● **PROBLEMS TO WORK ON**:
1 > In the passage on prop firm copy trading, what is the maximum number of active funded Performance Accounts Apex allows a trader?
2 > Extend the passage on prop firm copy trading from its last sentence.

● **GIVEN PASSAGE**:

You cannot make slippage zero. You can make it survivable. Set per-account contract caps and an explicit size buffer so the worst expected fill on your weakest-routed account still clears its drawdown. Watch the laggard accounts in real time and be ready to cut copying to one that is drifting toward its limit, because no firm enforces a portfolio-level stop for you. For the drawdown mechanics behind this, see trailing vs static vs EOD drawdown, and for the detection side, how prop firms detect copy trading.

Get ownership right, set the caps right, respect each account’s consistency math, and copying your own funded accounts is one of the most legitimate things a multi-account trader does. The rules are not the hard part. The arithmetic of nine survivors and one breach is.

Frequently asked questions

Is copy trading allowed on prop firm accounts?

Copying trades across accounts you personally own is broadly allowed at most futures prop firms, and several offer native copy tools for exactly that. What is prohibited almost everywhere is copying another person's account, importing third-party signals, or selling your trades as a paid service, which firms treat as group trading and terminate. The line is ownership: yourself, fine; someone else for compensation, not fine. Always confirm the current rule on your firm's site or Discord before wiring accounts together.

How many accounts can you copy trade on Apex?

Apex caps a trader at 20 active funded Performance Accounts, and copying is permitted across those accounts you own (one leader, the rest following). That 20 is counted across your whole household, linked companies and connections, and across Rithmic, Tradovate and WealthCharts combined, not per person. Exceeding 20 PAs makes you ineligible for payout on the whole cluster. There is no cap on evaluation accounts, and these numbers change, so verify the current limit with Apex directly.

Does TopStep allow copy trading?

Yes. TopStep includes native copy trading inside TopstepX at no extra cost, where a Lead account places trades and Follower accounts mirror them. Follower accounts must have a margin and max position size greater than or equal to the Lead, and while the copier is active you cannot manually adjust orders in a Follower. Reported guidance also restricts execution to your personal device (no VPS or VPN) and auto-disables the copier during payout processing, so verify the current TopstepX terms before relying on it.

Can you copy trade between accounts at different prop firms?

● **DATA EXTRACTS**:
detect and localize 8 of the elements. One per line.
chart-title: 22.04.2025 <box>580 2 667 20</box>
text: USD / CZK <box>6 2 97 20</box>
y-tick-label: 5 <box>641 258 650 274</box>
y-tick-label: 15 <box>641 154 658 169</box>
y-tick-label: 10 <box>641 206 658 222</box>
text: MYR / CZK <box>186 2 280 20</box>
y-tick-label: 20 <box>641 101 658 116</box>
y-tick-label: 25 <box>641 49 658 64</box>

● **EXERCISE ANSWERS**:
1 > 20

2 >
If every account belongs to you, copying across different firms is mechanically possible and generally tolerated, since the ownership test is satisfied. The risk is that each firm enforces its own rules per account, and identical sub-second fills across firms are a classic detection flag, so you need realistic execution and per-account limits. Some firms restrict cross-firm copying during the evaluation phase. Read each firm's terms, because what one allows another may forbid.

Will I get banned for using a trade copier on a funded account?

Copying your own accounts with a tool the firm permits is not what gets people banned. Bans come from shared infrastructure across different people: the same IP or device, or near-identical fills within milliseconds, between accounts owned by different humans, which firms read as a managed or signal-selling operation. A solo trader copying their own accounts from one machine is fine; two friends copying each other from one VPS is a hard breach on most firms. Stay inside ownership and per-account limits and you are not the target.

Does the consistency rule apply to each copied account separately?

Yes, and this trips up more copy traders than account survival does. Consistency rules are tracked per account and checked at payout time, so copying does not pool them: each account needs its own single best day under the cap before that account can pay. One outsized winning day replicated across every account can lock up all of them at once until you grind enough additional volume on each to dilute it. Apex, for example, uses 50 percent for new accounts and a legacy 30 percent, applied per account.